Please transcribe the data below exactly. Leave the pictures out.

══ MATERIAL PROVIDED

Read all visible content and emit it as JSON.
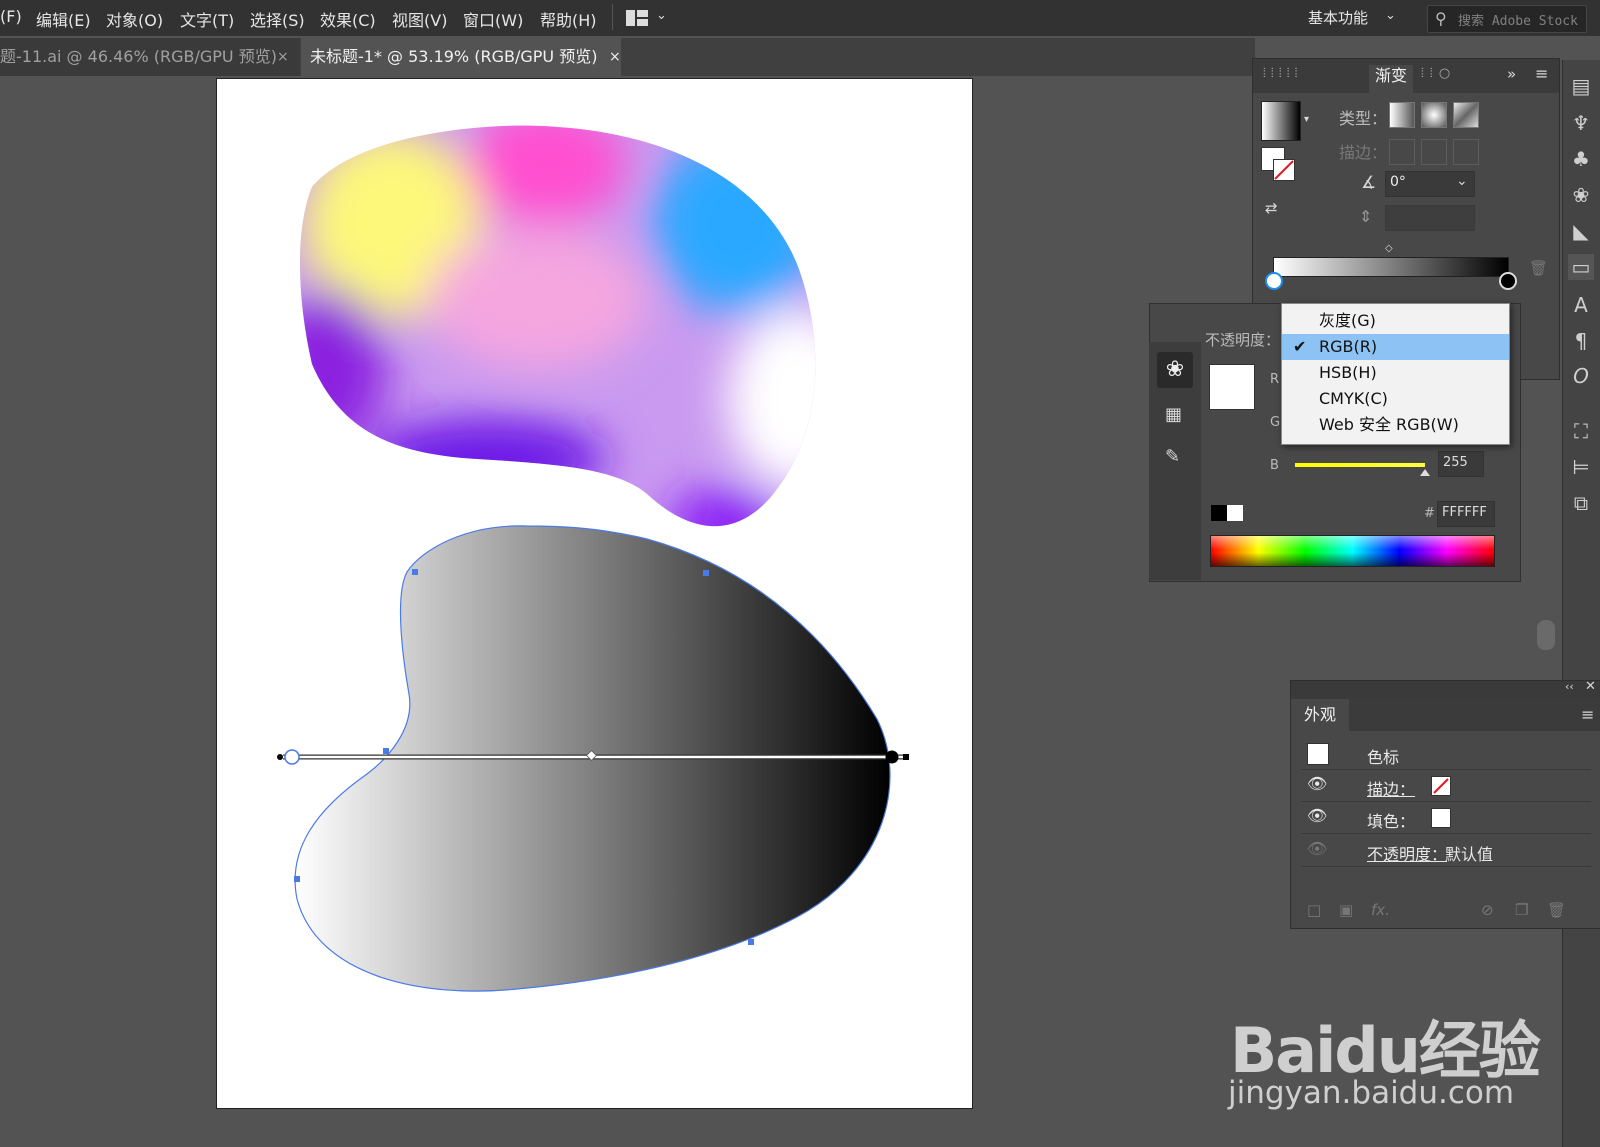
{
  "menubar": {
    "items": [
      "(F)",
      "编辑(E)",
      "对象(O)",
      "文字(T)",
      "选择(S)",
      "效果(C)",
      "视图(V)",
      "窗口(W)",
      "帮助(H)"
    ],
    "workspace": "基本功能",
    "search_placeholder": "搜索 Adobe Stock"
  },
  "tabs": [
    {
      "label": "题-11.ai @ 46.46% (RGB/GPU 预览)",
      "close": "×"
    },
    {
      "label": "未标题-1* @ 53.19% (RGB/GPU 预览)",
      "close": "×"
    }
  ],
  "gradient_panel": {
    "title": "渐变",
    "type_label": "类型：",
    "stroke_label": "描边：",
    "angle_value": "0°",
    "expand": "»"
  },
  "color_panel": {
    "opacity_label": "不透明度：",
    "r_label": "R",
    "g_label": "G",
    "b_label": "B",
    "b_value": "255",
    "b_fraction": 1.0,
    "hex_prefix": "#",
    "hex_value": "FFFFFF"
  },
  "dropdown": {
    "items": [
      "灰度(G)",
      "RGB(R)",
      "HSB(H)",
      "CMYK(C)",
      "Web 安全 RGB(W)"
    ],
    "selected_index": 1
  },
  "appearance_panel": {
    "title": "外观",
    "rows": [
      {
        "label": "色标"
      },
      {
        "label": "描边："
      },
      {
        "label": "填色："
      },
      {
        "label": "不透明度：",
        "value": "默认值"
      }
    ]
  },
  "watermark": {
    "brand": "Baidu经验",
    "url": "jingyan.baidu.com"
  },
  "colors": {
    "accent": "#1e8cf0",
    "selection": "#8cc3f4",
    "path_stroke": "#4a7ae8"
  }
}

════

ANSWER TO THIS PROBLEM -
Read all visible content and emit it as JSON.
{
  "menubar": {
    "items": [
      "(F)",
      "编辑(E)",
      "对象(O)",
      "文字(T)",
      "选择(S)",
      "效果(C)",
      "视图(V)",
      "窗口(W)",
      "帮助(H)"
    ],
    "workspace": "基本功能",
    "search_placeholder": "搜索 Adobe Stock"
  },
  "tabs": [
    {
      "label": "题-11.ai @ 46.46% (RGB/GPU 预览)",
      "close": "×"
    },
    {
      "label": "未标题-1* @ 53.19% (RGB/GPU 预览)",
      "close": "×"
    }
  ],
  "gradient_panel": {
    "title": "渐变",
    "type_label": "类型：",
    "stroke_label": "描边：",
    "angle_value": "0°",
    "expand": "»"
  },
  "color_panel": {
    "opacity_label": "不透明度：",
    "r_label": "R",
    "g_label": "G",
    "b_label": "B",
    "b_value": "255",
    "b_fraction": 1.0,
    "hex_prefix": "#",
    "hex_value": "FFFFFF"
  },
  "dropdown": {
    "items": [
      "灰度(G)",
      "RGB(R)",
      "HSB(H)",
      "CMYK(C)",
      "Web 安全 RGB(W)"
    ],
    "selected_index": 1
  },
  "appearance_panel": {
    "title": "外观",
    "rows": [
      {
        "label": "色标"
      },
      {
        "label": "描边："
      },
      {
        "label": "填色："
      },
      {
        "label": "不透明度：",
        "value": "默认值"
      }
    ]
  },
  "watermark": {
    "brand": "Baidu经验",
    "url": "jingyan.baidu.com"
  },
  "colors": {
    "accent": "#1e8cf0",
    "selection": "#8cc3f4",
    "path_stroke": "#4a7ae8"
  }
}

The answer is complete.